## Exercise
Print the data that follows exactly.

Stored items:
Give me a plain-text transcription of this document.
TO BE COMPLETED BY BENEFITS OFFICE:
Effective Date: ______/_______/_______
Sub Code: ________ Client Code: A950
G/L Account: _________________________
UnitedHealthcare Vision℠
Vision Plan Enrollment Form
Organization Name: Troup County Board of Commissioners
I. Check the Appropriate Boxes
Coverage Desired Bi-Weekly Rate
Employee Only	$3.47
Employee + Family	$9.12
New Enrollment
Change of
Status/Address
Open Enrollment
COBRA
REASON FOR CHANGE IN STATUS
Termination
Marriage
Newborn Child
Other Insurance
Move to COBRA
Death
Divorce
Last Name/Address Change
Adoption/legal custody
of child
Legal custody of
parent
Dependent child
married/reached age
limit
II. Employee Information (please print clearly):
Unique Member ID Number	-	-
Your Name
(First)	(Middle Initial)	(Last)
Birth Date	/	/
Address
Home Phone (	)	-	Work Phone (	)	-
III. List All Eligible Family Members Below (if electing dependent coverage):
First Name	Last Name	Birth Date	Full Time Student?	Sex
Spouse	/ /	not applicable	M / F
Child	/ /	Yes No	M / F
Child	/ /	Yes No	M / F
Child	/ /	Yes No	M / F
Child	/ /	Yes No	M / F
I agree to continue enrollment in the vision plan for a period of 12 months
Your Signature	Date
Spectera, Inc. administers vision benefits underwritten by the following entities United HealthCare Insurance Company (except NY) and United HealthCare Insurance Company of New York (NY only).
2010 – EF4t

## Full output
Give me a plain-text transcription of this document.
TO BE COMPLETED BY BENEFITS OFFICE:
Effective Date: ______/_______/_______
Sub Code: ________ Client Code: A950
G/L Account: _________________________
UnitedHealthcare Vision℠
Vision Plan Enrollment Form
Organization Name: Troup County Board of Commissioners
I. Check the Appropriate Boxes
Coverage Desired Bi-Weekly Rate
Employee Only	$3.47
Employee + Family	$9.12
New Enrollment
Change of
Status/Address
Open Enrollment
COBRA
REASON FOR CHANGE IN STATUS
Termination
Marriage
Newborn Child
Other Insurance
Move to COBRA
Death
Divorce
Last Name/Address Change
Adoption/legal custody
of child
Legal custody of
parent
Dependent child
married/reached age
limit
II. Employee Information (please print clearly):
Unique Member ID Number	-	-
Your Name
(First)	(Middle Initial)	(Last)
Birth Date	/	/
Address
Home Phone (	)	-	Work Phone (	)	-
III. List All Eligible Family Members Below (if electing dependent coverage):
First Name	Last Name	Birth Date	Full Time Student?	Sex
Spouse	/ /	not applicable	M / F
Child	/ /	Yes No	M / F
Child	/ /	Yes No	M / F
Child	/ /	Yes No	M / F
Child	/ /	Yes No	M / F
I agree to continue enrollment in the vision plan for a period of 12 months
Your Signature	Date
Spectera, Inc. administers vision benefits underwritten by the following entities United HealthCare Insurance Company (except NY) and United HealthCare Insurance Company of New York (NY only).
2010 – EF4t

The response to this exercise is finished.